[start Raw records]

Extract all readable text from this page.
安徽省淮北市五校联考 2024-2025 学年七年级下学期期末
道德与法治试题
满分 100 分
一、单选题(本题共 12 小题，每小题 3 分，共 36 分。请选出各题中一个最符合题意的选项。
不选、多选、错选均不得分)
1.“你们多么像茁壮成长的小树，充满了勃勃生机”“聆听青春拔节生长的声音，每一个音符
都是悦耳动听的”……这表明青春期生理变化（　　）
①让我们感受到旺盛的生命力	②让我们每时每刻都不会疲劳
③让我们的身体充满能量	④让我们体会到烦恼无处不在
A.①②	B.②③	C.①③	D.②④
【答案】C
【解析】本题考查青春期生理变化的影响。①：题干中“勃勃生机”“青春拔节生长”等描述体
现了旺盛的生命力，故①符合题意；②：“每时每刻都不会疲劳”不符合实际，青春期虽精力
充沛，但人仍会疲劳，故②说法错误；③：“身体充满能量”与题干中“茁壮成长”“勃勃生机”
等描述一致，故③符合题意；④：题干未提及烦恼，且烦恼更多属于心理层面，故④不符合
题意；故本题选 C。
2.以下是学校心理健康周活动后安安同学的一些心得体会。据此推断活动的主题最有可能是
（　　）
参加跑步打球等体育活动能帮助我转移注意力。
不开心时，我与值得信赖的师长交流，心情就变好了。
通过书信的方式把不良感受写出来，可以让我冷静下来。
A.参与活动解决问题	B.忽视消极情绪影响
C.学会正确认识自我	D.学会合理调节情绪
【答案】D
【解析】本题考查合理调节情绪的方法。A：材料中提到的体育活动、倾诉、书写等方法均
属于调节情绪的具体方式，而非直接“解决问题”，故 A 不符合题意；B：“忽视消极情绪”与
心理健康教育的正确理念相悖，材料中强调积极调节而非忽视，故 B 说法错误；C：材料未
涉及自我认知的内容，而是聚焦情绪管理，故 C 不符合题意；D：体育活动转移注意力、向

[end Raw records]

## Required task:
Using the material above, copy every line in which the string "不符合题意" occurs.

## Complete output:
属于调节情绪的具体方式，而非直接“解决问题”，故 A 不符合题意；B：“忽视消极情绪”与
涉及自我认知的内容，而是聚焦情绪管理，故 C 不符合题意；D：体育活动转移注意力、向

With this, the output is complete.